Instruction:
Transcribe all the entries word for word, omitting any pictures they contain.

[Data records]
»»
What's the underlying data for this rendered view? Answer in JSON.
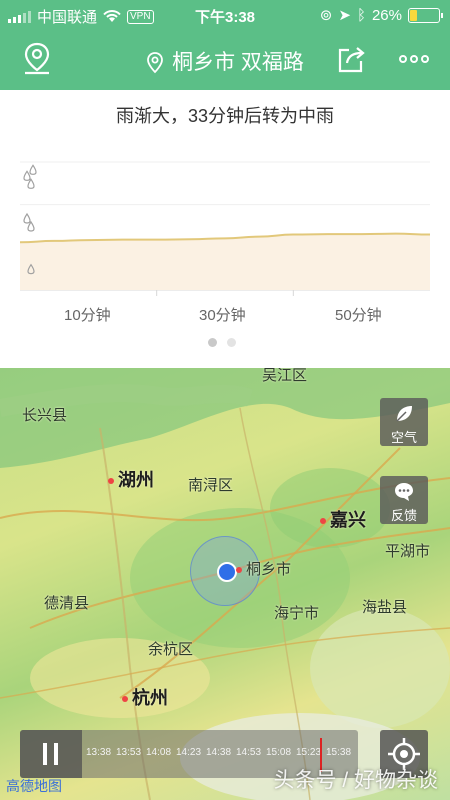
{
  "status_bar": {
    "carrier": "中国联通",
    "vpn": "VPN",
    "time": "下午3:38",
    "battery": "26%",
    "battery_level": 0.26
  },
  "header": {
    "location": "桐乡市 双福路"
  },
  "forecast": {
    "summary": "雨渐大，33分钟后转为中雨",
    "x_labels": [
      "10分钟",
      "30分钟",
      "50分钟"
    ]
  },
  "chart_data": {
    "type": "area",
    "x": [
      0,
      5,
      10,
      15,
      20,
      25,
      30,
      35,
      40,
      45,
      50,
      55,
      60
    ],
    "series": [
      {
        "values": [
          1.12,
          1.15,
          1.17,
          1.18,
          1.18,
          1.19,
          1.21,
          1.25,
          1.3,
          1.31,
          1.31,
          1.32,
          1.3
        ]
      }
    ],
    "levels": [
      "小雨",
      "中雨",
      "大雨"
    ],
    "ylim": [
      0,
      3
    ],
    "grid": true,
    "colors": {
      "line": "#e2c87a",
      "fill": "#fbf1e3"
    }
  },
  "map": {
    "labels": {
      "changxing": "长兴县",
      "wujiang": "吴江区",
      "huzhou": "湖州",
      "nanxun": "南浔区",
      "jiaxing": "嘉兴",
      "pinghu": "平湖市",
      "tongxiang": "桐乡市",
      "deqing": "德清县",
      "haining": "海宁市",
      "haiyan": "海盐县",
      "yuhang": "余杭区",
      "hangzhou": "杭州"
    },
    "buttons": {
      "air": "空气",
      "feedback": "反馈"
    },
    "timeline": [
      "13:38",
      "13:53",
      "14:08",
      "14:23",
      "14:38",
      "14:53",
      "15:08",
      "15:23",
      "15:38"
    ],
    "watermark": "头条号 / 好物杂谈",
    "credit": "高德地图"
  },
  "colors": {
    "brand_green": "#5bbf87",
    "location_blue": "#2f6fe8"
  }
}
««
Answer in full:
What's the underlying data for this rendered view? Answer in JSON.
{
  "status_bar": {
    "carrier": "中国联通",
    "vpn": "VPN",
    "time": "下午3:38",
    "battery": "26%",
    "battery_level": 0.26
  },
  "header": {
    "location": "桐乡市 双福路"
  },
  "forecast": {
    "summary": "雨渐大，33分钟后转为中雨",
    "x_labels": [
      "10分钟",
      "30分钟",
      "50分钟"
    ]
  },
  "chart_data": {
    "type": "area",
    "x": [
      0,
      5,
      10,
      15,
      20,
      25,
      30,
      35,
      40,
      45,
      50,
      55,
      60
    ],
    "series": [
      {
        "values": [
          1.12,
          1.15,
          1.17,
          1.18,
          1.18,
          1.19,
          1.21,
          1.25,
          1.3,
          1.31,
          1.31,
          1.32,
          1.3
        ]
      }
    ],
    "levels": [
      "小雨",
      "中雨",
      "大雨"
    ],
    "ylim": [
      0,
      3
    ],
    "grid": true,
    "colors": {
      "line": "#e2c87a",
      "fill": "#fbf1e3"
    }
  },
  "map": {
    "labels": {
      "changxing": "长兴县",
      "wujiang": "吴江区",
      "huzhou": "湖州",
      "nanxun": "南浔区",
      "jiaxing": "嘉兴",
      "pinghu": "平湖市",
      "tongxiang": "桐乡市",
      "deqing": "德清县",
      "haining": "海宁市",
      "haiyan": "海盐县",
      "yuhang": "余杭区",
      "hangzhou": "杭州"
    },
    "buttons": {
      "air": "空气",
      "feedback": "反馈"
    },
    "timeline": [
      "13:38",
      "13:53",
      "14:08",
      "14:23",
      "14:38",
      "14:53",
      "15:08",
      "15:23",
      "15:38"
    ],
    "watermark": "头条号 / 好物杂谈",
    "credit": "高德地图"
  },
  "colors": {
    "brand_green": "#5bbf87",
    "location_blue": "#2f6fe8"
  }
}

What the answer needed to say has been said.